Given task =
Locate the lines of the listing below that hold "label", then copy each of them.

[begin Items]

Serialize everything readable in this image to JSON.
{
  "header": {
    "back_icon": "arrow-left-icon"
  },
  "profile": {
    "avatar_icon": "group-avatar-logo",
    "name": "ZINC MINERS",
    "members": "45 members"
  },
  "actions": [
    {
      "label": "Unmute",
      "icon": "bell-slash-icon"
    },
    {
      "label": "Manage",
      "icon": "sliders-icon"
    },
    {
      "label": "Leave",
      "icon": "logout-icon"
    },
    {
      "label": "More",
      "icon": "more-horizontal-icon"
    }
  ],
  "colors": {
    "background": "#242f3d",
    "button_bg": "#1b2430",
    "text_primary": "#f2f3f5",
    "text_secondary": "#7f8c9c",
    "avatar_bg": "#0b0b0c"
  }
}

[end Items]

Result for this task =
      "label": "Unmute",
      "label": "Manage",
      "label": "Leave",
      "label": "More",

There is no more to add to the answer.